▸ Provided data

(begin)

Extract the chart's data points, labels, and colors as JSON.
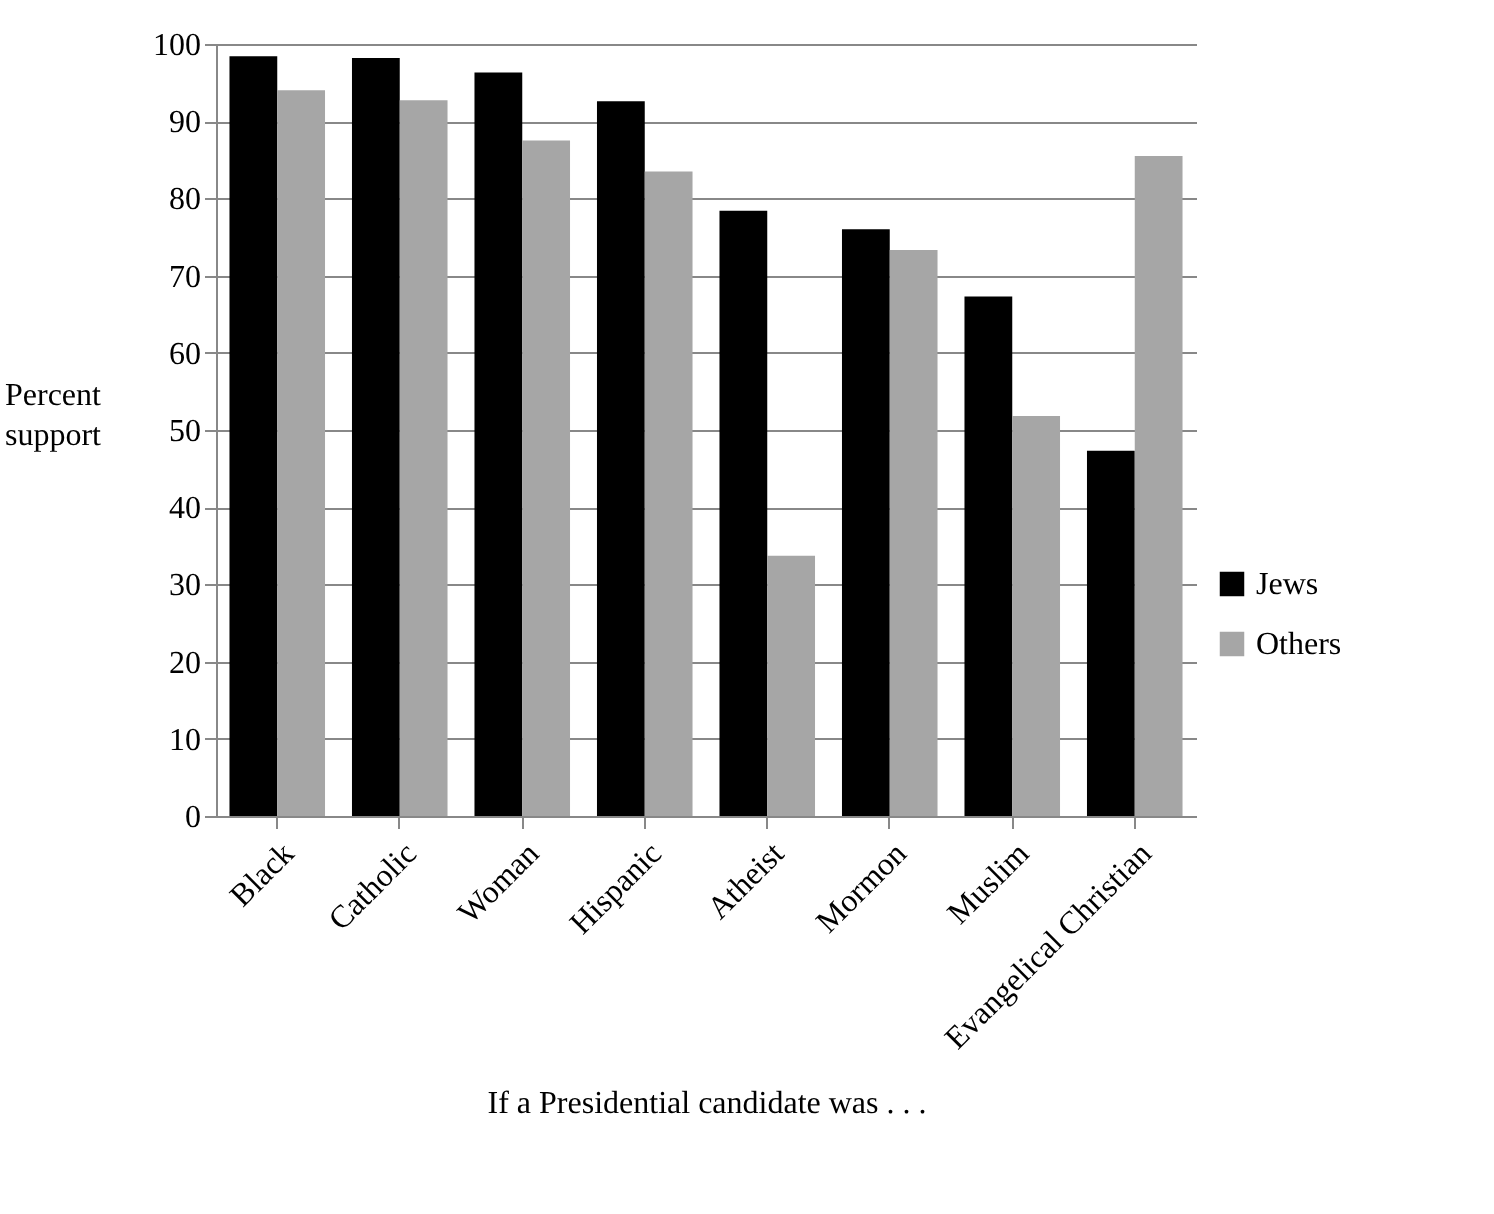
{
  "chart_data": {
    "type": "bar",
    "xlabel": "If a Presidential candidate was . . .",
    "ylabel": "Percent support",
    "categories": [
      "Black",
      "Catholic",
      "Woman",
      "Hispanic",
      "Atheist",
      "Mormon",
      "Muslim",
      "Evangelical Christian"
    ],
    "series": [
      {
        "name": "Jews",
        "color": "#000000",
        "values": [
          98.4,
          98.2,
          96.3,
          92.6,
          78.4,
          76.0,
          67.3,
          47.3
        ]
      },
      {
        "name": "Others",
        "color": "#a6a6a6",
        "values": [
          94.0,
          92.7,
          87.5,
          83.5,
          33.7,
          73.3,
          51.8,
          85.5
        ]
      }
    ],
    "ylim": [
      0,
      100
    ],
    "yticks": [
      0,
      10,
      20,
      30,
      40,
      50,
      60,
      70,
      80,
      90,
      100
    ],
    "grid": "y",
    "legend": "right"
  }
}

(end)

▸ Written problem
Transcribe each entry precisely as given, leaving the pictures out.

▸ The completed task
Extract the chart's data points, labels, and colors as JSON.
{
  "chart_data": {
    "type": "bar",
    "xlabel": "If a Presidential candidate was . . .",
    "ylabel": "Percent support",
    "categories": [
      "Black",
      "Catholic",
      "Woman",
      "Hispanic",
      "Atheist",
      "Mormon",
      "Muslim",
      "Evangelical Christian"
    ],
    "series": [
      {
        "name": "Jews",
        "color": "#000000",
        "values": [
          98.4,
          98.2,
          96.3,
          92.6,
          78.4,
          76.0,
          67.3,
          47.3
        ]
      },
      {
        "name": "Others",
        "color": "#a6a6a6",
        "values": [
          94.0,
          92.7,
          87.5,
          83.5,
          33.7,
          73.3,
          51.8,
          85.5
        ]
      }
    ],
    "ylim": [
      0,
      100
    ],
    "yticks": [
      0,
      10,
      20,
      30,
      40,
      50,
      60,
      70,
      80,
      90,
      100
    ],
    "grid": "y",
    "legend": "right"
  }
}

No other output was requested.